» **Material provided**:
____________

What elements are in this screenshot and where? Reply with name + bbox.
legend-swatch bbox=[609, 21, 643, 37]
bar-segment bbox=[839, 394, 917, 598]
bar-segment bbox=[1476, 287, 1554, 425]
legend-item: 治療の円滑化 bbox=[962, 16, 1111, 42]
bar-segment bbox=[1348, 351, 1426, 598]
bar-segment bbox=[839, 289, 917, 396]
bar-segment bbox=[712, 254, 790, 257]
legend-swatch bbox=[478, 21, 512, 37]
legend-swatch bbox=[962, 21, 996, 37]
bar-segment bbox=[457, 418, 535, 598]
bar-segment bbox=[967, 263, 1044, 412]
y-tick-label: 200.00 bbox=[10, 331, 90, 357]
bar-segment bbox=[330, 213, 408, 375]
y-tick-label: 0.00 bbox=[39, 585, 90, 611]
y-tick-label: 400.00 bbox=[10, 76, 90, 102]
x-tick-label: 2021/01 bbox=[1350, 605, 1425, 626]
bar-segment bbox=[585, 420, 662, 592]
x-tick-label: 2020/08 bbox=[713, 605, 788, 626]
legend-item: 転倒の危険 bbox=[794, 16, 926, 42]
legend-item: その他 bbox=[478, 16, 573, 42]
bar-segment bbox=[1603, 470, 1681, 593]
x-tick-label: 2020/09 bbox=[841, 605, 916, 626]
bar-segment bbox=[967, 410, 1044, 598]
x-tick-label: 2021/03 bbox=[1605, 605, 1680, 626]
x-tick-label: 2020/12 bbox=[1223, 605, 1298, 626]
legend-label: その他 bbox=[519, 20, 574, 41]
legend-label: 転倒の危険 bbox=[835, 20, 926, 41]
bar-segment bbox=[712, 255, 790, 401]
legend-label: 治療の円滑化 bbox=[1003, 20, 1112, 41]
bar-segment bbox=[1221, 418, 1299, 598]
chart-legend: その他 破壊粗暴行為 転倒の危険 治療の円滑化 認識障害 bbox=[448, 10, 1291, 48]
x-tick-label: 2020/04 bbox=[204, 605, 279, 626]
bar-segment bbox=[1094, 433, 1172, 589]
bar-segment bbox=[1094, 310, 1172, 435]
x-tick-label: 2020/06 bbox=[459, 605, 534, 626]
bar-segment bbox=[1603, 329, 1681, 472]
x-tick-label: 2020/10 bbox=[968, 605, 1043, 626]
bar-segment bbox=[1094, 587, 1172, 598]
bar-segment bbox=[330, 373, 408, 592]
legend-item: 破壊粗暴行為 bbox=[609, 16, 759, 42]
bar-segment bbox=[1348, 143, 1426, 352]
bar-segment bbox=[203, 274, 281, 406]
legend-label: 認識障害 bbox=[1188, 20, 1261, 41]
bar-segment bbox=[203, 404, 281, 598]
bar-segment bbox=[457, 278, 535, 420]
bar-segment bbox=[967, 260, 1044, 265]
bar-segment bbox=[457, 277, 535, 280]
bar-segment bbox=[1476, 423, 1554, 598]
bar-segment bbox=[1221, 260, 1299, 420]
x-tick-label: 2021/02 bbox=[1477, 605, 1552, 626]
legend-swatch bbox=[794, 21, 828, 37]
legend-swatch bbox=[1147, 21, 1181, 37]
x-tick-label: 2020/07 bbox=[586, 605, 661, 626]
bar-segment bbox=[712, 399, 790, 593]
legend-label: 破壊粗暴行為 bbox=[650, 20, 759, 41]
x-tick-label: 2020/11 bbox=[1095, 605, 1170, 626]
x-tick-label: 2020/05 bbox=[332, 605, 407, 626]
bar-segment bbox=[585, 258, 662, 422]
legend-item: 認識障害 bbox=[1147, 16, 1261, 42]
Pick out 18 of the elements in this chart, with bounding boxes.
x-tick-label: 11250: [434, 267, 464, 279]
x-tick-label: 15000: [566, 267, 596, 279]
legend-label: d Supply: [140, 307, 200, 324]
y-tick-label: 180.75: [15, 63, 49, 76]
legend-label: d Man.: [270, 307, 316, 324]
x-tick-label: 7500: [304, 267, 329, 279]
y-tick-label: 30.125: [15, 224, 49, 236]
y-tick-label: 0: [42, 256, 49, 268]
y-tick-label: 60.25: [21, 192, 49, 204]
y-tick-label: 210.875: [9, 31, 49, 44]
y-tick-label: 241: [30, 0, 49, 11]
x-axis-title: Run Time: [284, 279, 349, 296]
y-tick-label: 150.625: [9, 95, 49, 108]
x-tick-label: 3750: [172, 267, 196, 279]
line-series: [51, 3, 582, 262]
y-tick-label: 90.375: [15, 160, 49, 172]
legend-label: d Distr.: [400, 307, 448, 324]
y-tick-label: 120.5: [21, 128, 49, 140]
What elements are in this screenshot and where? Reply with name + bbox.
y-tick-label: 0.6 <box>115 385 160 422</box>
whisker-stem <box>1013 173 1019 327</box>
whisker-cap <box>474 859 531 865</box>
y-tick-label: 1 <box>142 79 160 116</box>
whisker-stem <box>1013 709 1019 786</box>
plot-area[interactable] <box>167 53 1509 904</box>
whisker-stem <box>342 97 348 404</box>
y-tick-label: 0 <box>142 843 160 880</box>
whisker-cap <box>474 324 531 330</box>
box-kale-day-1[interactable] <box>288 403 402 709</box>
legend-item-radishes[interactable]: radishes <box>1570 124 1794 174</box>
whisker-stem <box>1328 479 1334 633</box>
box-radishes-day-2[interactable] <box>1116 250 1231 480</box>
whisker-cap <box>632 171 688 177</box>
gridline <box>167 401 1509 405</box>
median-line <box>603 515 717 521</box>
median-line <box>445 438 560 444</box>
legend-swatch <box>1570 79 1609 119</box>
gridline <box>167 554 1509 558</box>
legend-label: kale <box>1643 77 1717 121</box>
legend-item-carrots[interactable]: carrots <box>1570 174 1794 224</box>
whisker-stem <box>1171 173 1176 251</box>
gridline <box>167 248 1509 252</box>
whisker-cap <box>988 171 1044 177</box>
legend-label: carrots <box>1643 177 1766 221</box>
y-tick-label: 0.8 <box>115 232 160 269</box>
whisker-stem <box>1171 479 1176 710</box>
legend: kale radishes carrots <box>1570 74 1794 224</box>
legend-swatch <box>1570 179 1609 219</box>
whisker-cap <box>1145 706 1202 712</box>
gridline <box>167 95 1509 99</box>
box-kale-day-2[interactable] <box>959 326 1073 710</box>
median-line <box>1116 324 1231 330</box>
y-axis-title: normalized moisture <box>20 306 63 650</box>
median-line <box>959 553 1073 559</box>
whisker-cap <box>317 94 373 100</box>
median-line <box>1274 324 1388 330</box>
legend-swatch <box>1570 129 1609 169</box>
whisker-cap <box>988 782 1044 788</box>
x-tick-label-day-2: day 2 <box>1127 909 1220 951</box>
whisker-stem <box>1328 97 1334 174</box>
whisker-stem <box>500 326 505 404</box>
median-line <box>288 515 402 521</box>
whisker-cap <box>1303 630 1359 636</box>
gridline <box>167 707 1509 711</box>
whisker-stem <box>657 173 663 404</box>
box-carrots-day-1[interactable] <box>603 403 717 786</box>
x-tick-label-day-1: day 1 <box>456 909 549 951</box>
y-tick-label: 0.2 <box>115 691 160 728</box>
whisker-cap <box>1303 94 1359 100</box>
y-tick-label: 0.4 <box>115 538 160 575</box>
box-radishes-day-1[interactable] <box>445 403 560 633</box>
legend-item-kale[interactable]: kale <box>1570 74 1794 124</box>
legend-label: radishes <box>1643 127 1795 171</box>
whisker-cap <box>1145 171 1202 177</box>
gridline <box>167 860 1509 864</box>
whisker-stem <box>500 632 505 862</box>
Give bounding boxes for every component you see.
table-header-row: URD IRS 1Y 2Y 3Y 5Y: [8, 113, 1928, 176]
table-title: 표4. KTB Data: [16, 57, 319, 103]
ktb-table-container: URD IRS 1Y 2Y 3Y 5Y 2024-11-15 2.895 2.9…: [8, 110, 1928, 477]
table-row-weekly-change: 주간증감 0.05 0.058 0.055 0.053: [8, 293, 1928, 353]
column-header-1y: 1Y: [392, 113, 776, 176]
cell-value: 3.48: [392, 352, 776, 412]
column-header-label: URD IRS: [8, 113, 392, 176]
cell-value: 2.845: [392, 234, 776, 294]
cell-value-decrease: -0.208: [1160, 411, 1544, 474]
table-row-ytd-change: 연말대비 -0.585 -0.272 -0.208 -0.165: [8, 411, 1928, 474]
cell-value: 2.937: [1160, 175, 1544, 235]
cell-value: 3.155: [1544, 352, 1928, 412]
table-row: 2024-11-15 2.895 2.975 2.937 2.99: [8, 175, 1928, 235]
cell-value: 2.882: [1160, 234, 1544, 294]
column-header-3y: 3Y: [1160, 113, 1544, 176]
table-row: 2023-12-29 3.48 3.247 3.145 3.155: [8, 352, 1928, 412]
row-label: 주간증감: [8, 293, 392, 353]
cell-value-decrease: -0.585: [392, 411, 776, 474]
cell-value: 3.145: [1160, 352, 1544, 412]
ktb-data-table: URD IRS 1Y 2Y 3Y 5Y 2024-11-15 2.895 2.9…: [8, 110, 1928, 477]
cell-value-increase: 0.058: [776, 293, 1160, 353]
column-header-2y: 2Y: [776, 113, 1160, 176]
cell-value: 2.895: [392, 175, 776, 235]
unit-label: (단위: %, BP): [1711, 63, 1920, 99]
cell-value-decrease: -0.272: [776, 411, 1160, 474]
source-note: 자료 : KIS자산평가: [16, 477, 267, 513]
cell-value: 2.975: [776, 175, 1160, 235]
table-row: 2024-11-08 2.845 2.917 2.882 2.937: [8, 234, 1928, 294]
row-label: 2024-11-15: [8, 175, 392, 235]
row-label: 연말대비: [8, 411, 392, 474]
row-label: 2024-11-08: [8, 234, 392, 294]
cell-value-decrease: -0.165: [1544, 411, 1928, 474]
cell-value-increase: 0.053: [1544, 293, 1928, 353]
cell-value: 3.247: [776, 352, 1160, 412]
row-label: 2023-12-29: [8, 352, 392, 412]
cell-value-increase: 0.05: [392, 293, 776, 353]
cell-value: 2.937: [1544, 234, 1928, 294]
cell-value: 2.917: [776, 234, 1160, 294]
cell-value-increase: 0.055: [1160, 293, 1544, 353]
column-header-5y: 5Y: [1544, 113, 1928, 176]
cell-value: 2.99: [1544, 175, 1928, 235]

____________

» **Request**: Format everything from the start of the records down to the line containing "bar-segment bbox=[1603, 329, 1681, 472]", that line included, as a Markdown table with two columns, Row and Text. Put a running number in Row and the line itself in Text, and skip blank lines.

» **Correct result**:
| Row | Text |
|---|---|
| 1 | What elements are in this screenshot and where? Reply with name + bbox. |
| 2 | legend-swatch bbox=[609, 21, 643, 37] |
| 3 | bar-segment bbox=[839, 394, 917, 598] |
| 4 | bar-segment bbox=[1476, 287, 1554, 425] |
| 5 | legend-item: 治療の円滑化 bbox=[962, 16, 1111, 42] |
| 6 | bar-segment bbox=[1348, 351, 1426, 598] |
| 7 | bar-segment bbox=[839, 289, 917, 396] |
| 8 | bar-segment bbox=[712, 254, 790, 257] |
| 9 | legend-swatch bbox=[478, 21, 512, 37] |
| 10 | legend-swatch bbox=[962, 21, 996, 37] |
| 11 | bar-segment bbox=[457, 418, 535, 598] |
| 12 | bar-segment bbox=[967, 263, 1044, 412] |
| 13 | y-tick-label: 200.00 bbox=[10, 331, 90, 357] |
| 14 | bar-segment bbox=[330, 213, 408, 375] |
| 15 | y-tick-label: 0.00 bbox=[39, 585, 90, 611] |
| 16 | y-tick-label: 400.00 bbox=[10, 76, 90, 102] |
| 17 | x-tick-label: 2021/01 bbox=[1350, 605, 1425, 626] |
| 18 | bar-segment bbox=[585, 420, 662, 592] |
| 19 | x-tick-label: 2020/08 bbox=[713, 605, 788, 626] |
| 20 | legend-item: 転倒の危険 bbox=[794, 16, 926, 42] |
| 21 | legend-item: その他 bbox=[478, 16, 573, 42] |
| 22 | bar-segment bbox=[1603, 470, 1681, 593] |
| 23 | x-tick-label: 2020/09 bbox=[841, 605, 916, 626] |
| 24 | bar-segment bbox=[967, 410, 1044, 598] |
| 25 | x-tick-label: 2021/03 bbox=[1605, 605, 1680, 626] |
| 26 | x-tick-label: 2020/12 bbox=[1223, 605, 1298, 626] |
| 27 | legend-label: その他 bbox=[519, 20, 574, 41] |
| 28 | legend-label: 転倒の危険 bbox=[835, 20, 926, 41] |
| 29 | bar-segment bbox=[712, 255, 790, 401] |
| 30 | legend-label: 治療の円滑化 bbox=[1003, 20, 1112, 41] |
| 31 | bar-segment bbox=[1221, 418, 1299, 598] |
| 32 | chart-legend: その他 破壊粗暴行為 転倒の危険 治療の円滑化 認識障害 bbox=[448, 10, 1291, 48] |
| 33 | x-tick-label: 2020/04 bbox=[204, 605, 279, 626] |
| 34 | bar-segment bbox=[1094, 433, 1172, 589] |
| 35 | bar-segment bbox=[1094, 310, 1172, 435] |
| 36 | x-tick-label: 2020/06 bbox=[459, 605, 534, 626] |
| 37 | bar-segment bbox=[1603, 329, 1681, 472] |